▸ **MATERIAL FOR THIS TASK**:
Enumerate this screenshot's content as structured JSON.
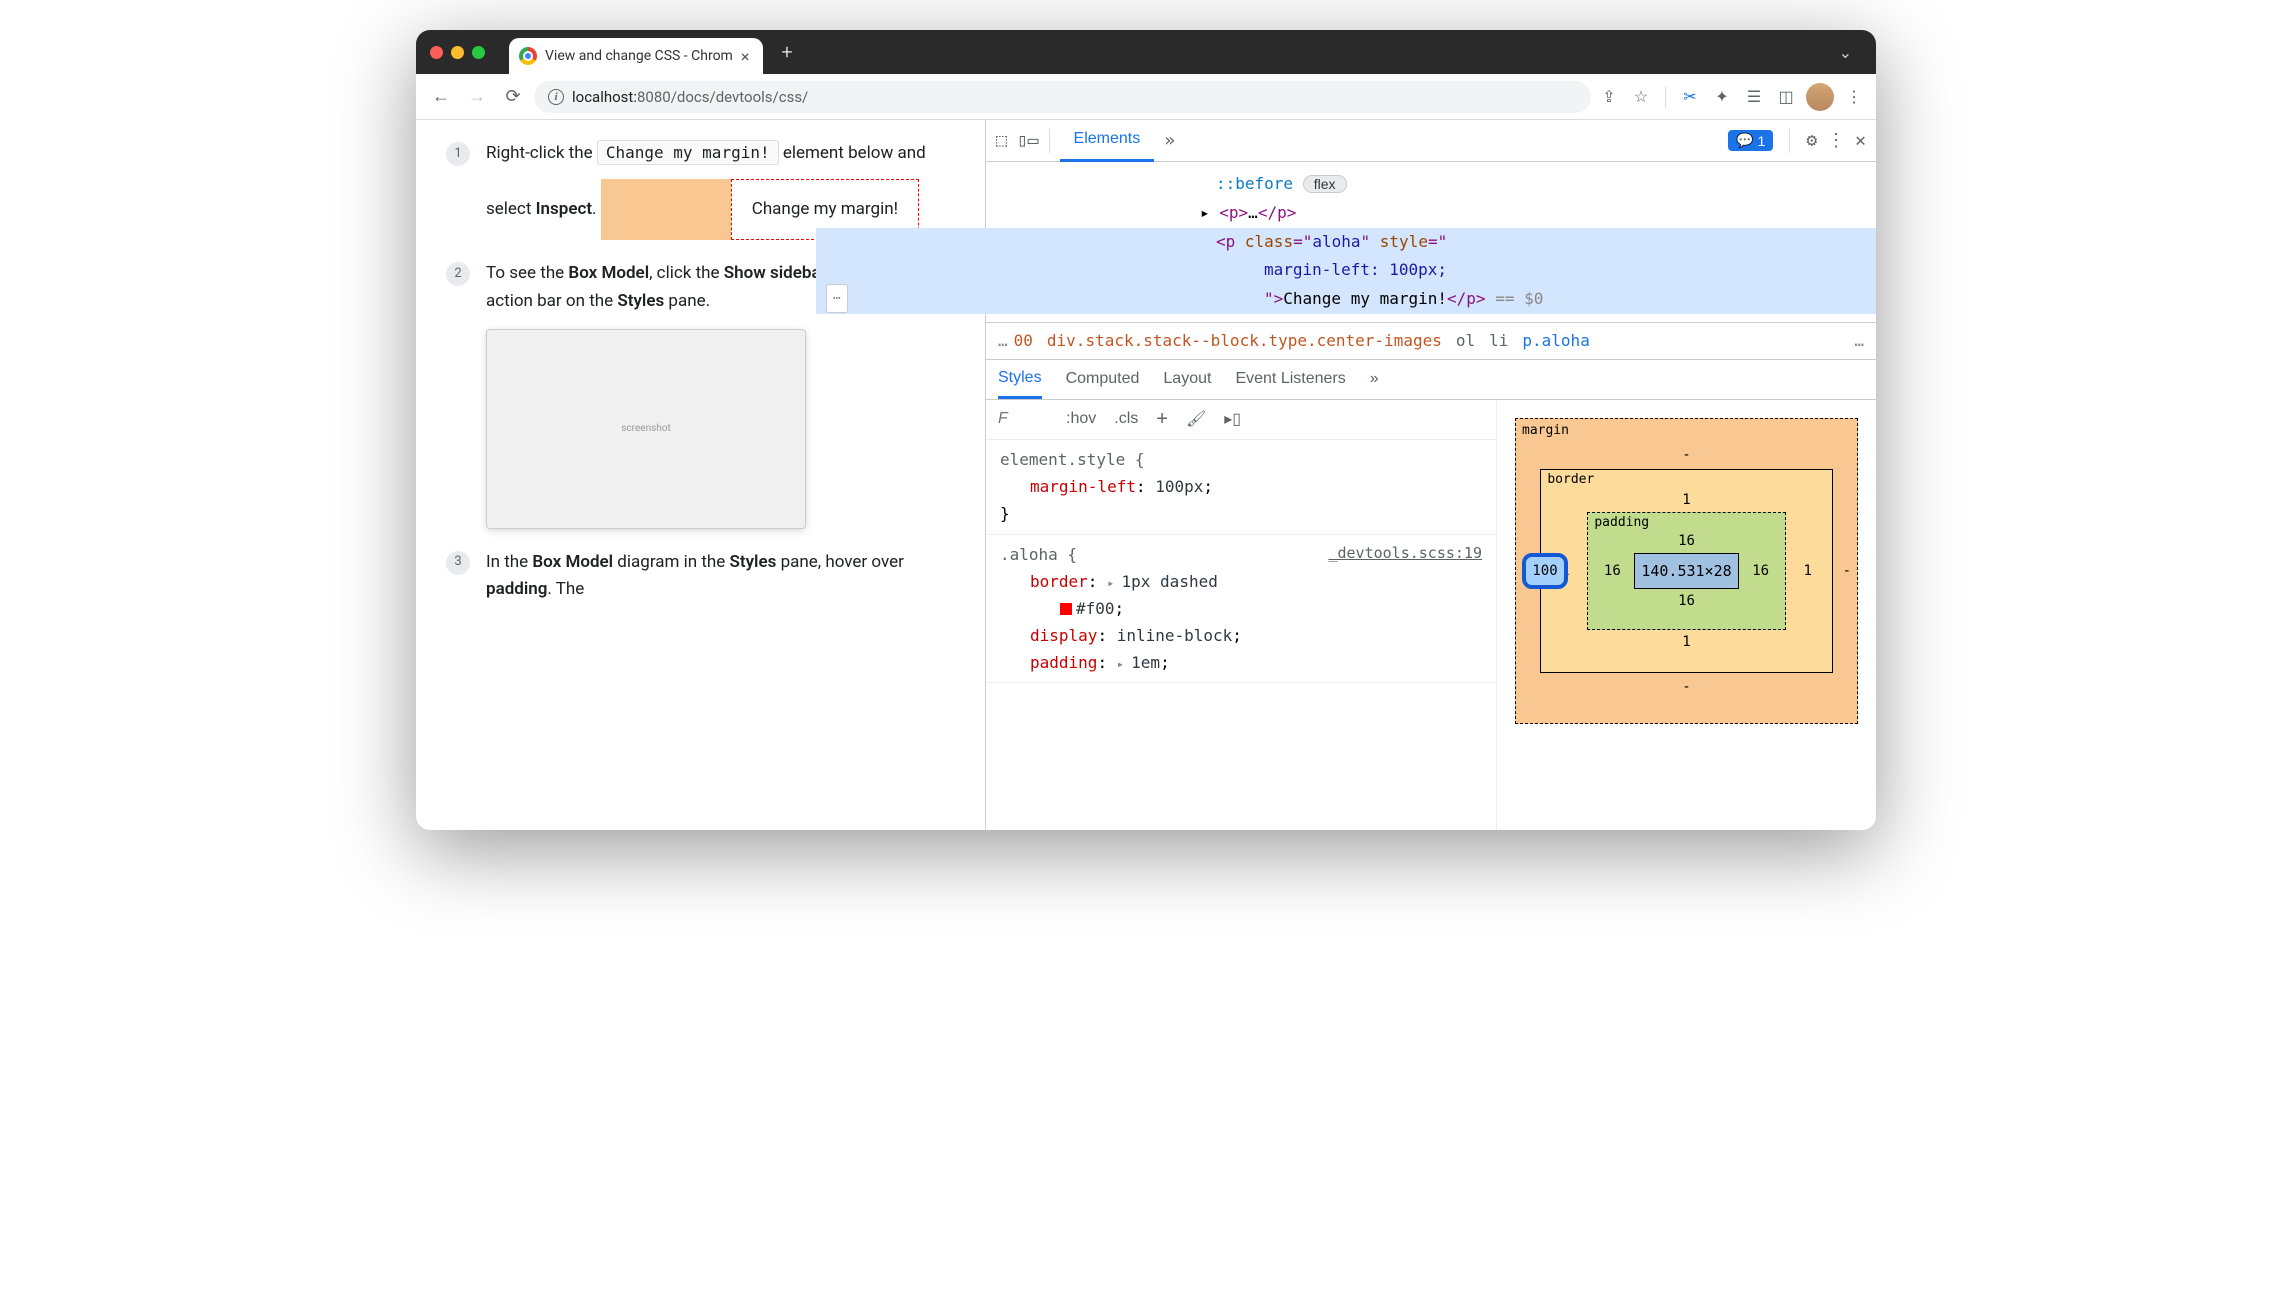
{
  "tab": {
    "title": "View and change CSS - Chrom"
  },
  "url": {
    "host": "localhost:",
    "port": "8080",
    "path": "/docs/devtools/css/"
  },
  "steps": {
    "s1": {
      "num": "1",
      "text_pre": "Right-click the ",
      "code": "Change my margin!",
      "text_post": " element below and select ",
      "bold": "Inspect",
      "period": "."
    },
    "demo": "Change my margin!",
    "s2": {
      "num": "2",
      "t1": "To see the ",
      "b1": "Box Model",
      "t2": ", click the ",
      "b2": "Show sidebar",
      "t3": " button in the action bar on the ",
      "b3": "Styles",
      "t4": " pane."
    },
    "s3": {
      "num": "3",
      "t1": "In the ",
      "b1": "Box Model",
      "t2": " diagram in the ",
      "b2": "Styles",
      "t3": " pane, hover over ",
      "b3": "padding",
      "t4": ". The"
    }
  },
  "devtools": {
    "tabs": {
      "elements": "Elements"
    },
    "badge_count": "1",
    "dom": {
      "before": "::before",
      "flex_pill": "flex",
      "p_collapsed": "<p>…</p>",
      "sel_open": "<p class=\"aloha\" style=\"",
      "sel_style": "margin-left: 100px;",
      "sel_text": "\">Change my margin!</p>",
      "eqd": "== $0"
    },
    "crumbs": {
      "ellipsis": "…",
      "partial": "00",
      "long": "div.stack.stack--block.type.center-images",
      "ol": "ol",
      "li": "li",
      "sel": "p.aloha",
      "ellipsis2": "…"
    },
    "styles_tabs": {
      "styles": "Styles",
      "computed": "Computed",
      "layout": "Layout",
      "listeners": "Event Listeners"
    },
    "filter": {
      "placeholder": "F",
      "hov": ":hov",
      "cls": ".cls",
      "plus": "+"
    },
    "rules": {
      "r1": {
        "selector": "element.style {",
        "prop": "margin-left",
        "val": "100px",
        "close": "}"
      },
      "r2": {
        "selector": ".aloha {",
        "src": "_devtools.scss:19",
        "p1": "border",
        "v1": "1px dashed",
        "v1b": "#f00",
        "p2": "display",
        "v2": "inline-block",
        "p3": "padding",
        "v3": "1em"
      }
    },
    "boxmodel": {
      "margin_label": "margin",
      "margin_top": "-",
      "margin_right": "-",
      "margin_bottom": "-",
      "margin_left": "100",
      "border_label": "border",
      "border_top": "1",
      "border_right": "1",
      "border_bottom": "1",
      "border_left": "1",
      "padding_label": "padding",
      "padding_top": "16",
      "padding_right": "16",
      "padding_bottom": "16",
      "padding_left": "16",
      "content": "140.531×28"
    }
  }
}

▸ **WHAT THE TASK ASKS**:
Go through the data above and transcribe it in full, omitting any image.

▸ **SOLUTION FOR THIS EXERCISE**:
Enumerate this screenshot's content as structured JSON.
{
  "tab": {
    "title": "View and change CSS - Chrom"
  },
  "url": {
    "host": "localhost:",
    "port": "8080",
    "path": "/docs/devtools/css/"
  },
  "steps": {
    "s1": {
      "num": "1",
      "text_pre": "Right-click the ",
      "code": "Change my margin!",
      "text_post": " element below and select ",
      "bold": "Inspect",
      "period": "."
    },
    "demo": "Change my margin!",
    "s2": {
      "num": "2",
      "t1": "To see the ",
      "b1": "Box Model",
      "t2": ", click the ",
      "b2": "Show sidebar",
      "t3": " button in the action bar on the ",
      "b3": "Styles",
      "t4": " pane."
    },
    "s3": {
      "num": "3",
      "t1": "In the ",
      "b1": "Box Model",
      "t2": " diagram in the ",
      "b2": "Styles",
      "t3": " pane, hover over ",
      "b3": "padding",
      "t4": ". The"
    }
  },
  "devtools": {
    "tabs": {
      "elements": "Elements"
    },
    "badge_count": "1",
    "dom": {
      "before": "::before",
      "flex_pill": "flex",
      "p_collapsed": "<p>…</p>",
      "sel_open": "<p class=\"aloha\" style=\"",
      "sel_style": "margin-left: 100px;",
      "sel_text": "\">Change my margin!</p>",
      "eqd": "== $0"
    },
    "crumbs": {
      "ellipsis": "…",
      "partial": "00",
      "long": "div.stack.stack--block.type.center-images",
      "ol": "ol",
      "li": "li",
      "sel": "p.aloha",
      "ellipsis2": "…"
    },
    "styles_tabs": {
      "styles": "Styles",
      "computed": "Computed",
      "layout": "Layout",
      "listeners": "Event Listeners"
    },
    "filter": {
      "placeholder": "F",
      "hov": ":hov",
      "cls": ".cls",
      "plus": "+"
    },
    "rules": {
      "r1": {
        "selector": "element.style {",
        "prop": "margin-left",
        "val": "100px",
        "close": "}"
      },
      "r2": {
        "selector": ".aloha {",
        "src": "_devtools.scss:19",
        "p1": "border",
        "v1": "1px dashed",
        "v1b": "#f00",
        "p2": "display",
        "v2": "inline-block",
        "p3": "padding",
        "v3": "1em"
      }
    },
    "boxmodel": {
      "margin_label": "margin",
      "margin_top": "-",
      "margin_right": "-",
      "margin_bottom": "-",
      "margin_left": "100",
      "border_label": "border",
      "border_top": "1",
      "border_right": "1",
      "border_bottom": "1",
      "border_left": "1",
      "padding_label": "padding",
      "padding_top": "16",
      "padding_right": "16",
      "padding_bottom": "16",
      "padding_left": "16",
      "content": "140.531×28"
    }
  }
}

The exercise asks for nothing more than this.